* [WORK TO BE COMPLETED]: Extract the full set of records that follows, word for word.

Begin DATA FOR PROCESSING

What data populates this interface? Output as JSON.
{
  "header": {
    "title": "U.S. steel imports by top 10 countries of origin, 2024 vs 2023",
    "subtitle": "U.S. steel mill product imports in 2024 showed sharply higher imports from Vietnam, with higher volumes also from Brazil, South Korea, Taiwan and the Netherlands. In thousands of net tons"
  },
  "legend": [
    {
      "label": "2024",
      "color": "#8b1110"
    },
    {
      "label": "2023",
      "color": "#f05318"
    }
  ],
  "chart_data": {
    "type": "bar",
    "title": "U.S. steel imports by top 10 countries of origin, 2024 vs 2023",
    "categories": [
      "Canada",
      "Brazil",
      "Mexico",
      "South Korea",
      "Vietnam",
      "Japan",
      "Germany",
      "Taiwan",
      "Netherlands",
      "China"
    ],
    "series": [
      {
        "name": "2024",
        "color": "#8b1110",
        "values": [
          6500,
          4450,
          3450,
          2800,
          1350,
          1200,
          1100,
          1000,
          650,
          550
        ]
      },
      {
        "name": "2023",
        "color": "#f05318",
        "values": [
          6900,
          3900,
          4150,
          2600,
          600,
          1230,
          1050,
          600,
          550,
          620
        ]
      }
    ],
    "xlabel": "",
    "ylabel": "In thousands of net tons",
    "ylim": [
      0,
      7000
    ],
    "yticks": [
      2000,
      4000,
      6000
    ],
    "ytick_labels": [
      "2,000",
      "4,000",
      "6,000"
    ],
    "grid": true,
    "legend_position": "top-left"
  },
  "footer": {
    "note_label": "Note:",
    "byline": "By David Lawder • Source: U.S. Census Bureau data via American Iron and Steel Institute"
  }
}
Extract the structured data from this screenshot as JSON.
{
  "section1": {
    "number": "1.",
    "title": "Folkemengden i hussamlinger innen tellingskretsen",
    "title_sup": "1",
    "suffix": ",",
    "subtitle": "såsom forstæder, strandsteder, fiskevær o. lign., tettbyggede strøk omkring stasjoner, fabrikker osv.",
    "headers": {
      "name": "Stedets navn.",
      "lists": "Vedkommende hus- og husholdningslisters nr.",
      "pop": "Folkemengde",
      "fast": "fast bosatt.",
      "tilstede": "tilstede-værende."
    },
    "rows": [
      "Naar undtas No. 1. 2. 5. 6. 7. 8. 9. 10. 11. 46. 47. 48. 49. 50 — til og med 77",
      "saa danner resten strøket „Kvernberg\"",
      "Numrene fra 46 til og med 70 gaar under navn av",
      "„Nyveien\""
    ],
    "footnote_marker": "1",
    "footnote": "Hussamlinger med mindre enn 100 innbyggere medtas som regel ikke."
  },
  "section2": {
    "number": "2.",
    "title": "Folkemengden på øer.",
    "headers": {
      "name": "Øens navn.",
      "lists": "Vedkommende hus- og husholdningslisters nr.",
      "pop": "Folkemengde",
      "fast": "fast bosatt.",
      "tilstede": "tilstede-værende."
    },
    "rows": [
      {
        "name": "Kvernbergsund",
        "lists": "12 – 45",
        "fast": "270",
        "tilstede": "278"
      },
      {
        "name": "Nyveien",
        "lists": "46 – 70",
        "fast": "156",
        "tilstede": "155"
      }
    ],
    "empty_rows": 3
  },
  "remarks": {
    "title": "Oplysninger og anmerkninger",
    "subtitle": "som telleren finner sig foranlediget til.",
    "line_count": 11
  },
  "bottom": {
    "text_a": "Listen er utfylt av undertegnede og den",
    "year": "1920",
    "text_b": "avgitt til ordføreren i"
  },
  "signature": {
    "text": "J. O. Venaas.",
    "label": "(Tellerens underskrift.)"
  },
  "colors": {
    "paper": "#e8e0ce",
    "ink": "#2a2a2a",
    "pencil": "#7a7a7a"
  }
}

End DATA FOR PROCESSING

* [RESULT OF THE TASK]:
What data populates this interface? Output as JSON.
{
  "header": {
    "title": "U.S. steel imports by top 10 countries of origin, 2024 vs 2023",
    "subtitle": "U.S. steel mill product imports in 2024 showed sharply higher imports from Vietnam, with higher volumes also from Brazil, South Korea, Taiwan and the Netherlands. In thousands of net tons"
  },
  "legend": [
    {
      "label": "2024",
      "color": "#8b1110"
    },
    {
      "label": "2023",
      "color": "#f05318"
    }
  ],
  "chart_data": {
    "type": "bar",
    "title": "U.S. steel imports by top 10 countries of origin, 2024 vs 2023",
    "categories": [
      "Canada",
      "Brazil",
      "Mexico",
      "South Korea",
      "Vietnam",
      "Japan",
      "Germany",
      "Taiwan",
      "Netherlands",
      "China"
    ],
    "series": [
      {
        "name": "2024",
        "color": "#8b1110",
        "values": [
          6500,
          4450,
          3450,
          2800,
          1350,
          1200,
          1100,
          1000,
          650,
          550
        ]
      },
      {
        "name": "2023",
        "color": "#f05318",
        "values": [
          6900,
          3900,
          4150,
          2600,
          600,
          1230,
          1050,
          600,
          550,
          620
        ]
      }
    ],
    "xlabel": "",
    "ylabel": "In thousands of net tons",
    "ylim": [
      0,
      7000
    ],
    "yticks": [
      2000,
      4000,
      6000
    ],
    "ytick_labels": [
      "2,000",
      "4,000",
      "6,000"
    ],
    "grid": true,
    "legend_position": "top-left"
  },
  "footer": {
    "note_label": "Note:",
    "byline": "By David Lawder • Source: U.S. Census Bureau data via American Iron and Steel Institute"
  }
}
Extract the structured data from this screenshot as JSON.
{
  "section1": {
    "number": "1.",
    "title": "Folkemengden i hussamlinger innen tellingskretsen",
    "title_sup": "1",
    "suffix": ",",
    "subtitle": "såsom forstæder, strandsteder, fiskevær o. lign., tettbyggede strøk omkring stasjoner, fabrikker osv.",
    "headers": {
      "name": "Stedets navn.",
      "lists": "Vedkommende hus- og husholdningslisters nr.",
      "pop": "Folkemengde",
      "fast": "fast bosatt.",
      "tilstede": "tilstede-værende."
    },
    "rows": [
      "Naar undtas No. 1. 2. 5. 6. 7. 8. 9. 10. 11. 46. 47. 48. 49. 50 — til og med 77",
      "saa danner resten strøket „Kvernberg\"",
      "Numrene fra 46 til og med 70 gaar under navn av",
      "„Nyveien\""
    ],
    "footnote_marker": "1",
    "footnote": "Hussamlinger med mindre enn 100 innbyggere medtas som regel ikke."
  },
  "section2": {
    "number": "2.",
    "title": "Folkemengden på øer.",
    "headers": {
      "name": "Øens navn.",
      "lists": "Vedkommende hus- og husholdningslisters nr.",
      "pop": "Folkemengde",
      "fast": "fast bosatt.",
      "tilstede": "tilstede-værende."
    },
    "rows": [
      {
        "name": "Kvernbergsund",
        "lists": "12 – 45",
        "fast": "270",
        "tilstede": "278"
      },
      {
        "name": "Nyveien",
        "lists": "46 – 70",
        "fast": "156",
        "tilstede": "155"
      }
    ],
    "empty_rows": 3
  },
  "remarks": {
    "title": "Oplysninger og anmerkninger",
    "subtitle": "som telleren finner sig foranlediget til.",
    "line_count": 11
  },
  "bottom": {
    "text_a": "Listen er utfylt av undertegnede og den",
    "year": "1920",
    "text_b": "avgitt til ordføreren i"
  },
  "signature": {
    "text": "J. O. Venaas.",
    "label": "(Tellerens underskrift.)"
  },
  "colors": {
    "paper": "#e8e0ce",
    "ink": "#2a2a2a",
    "pencil": "#7a7a7a"
  }
}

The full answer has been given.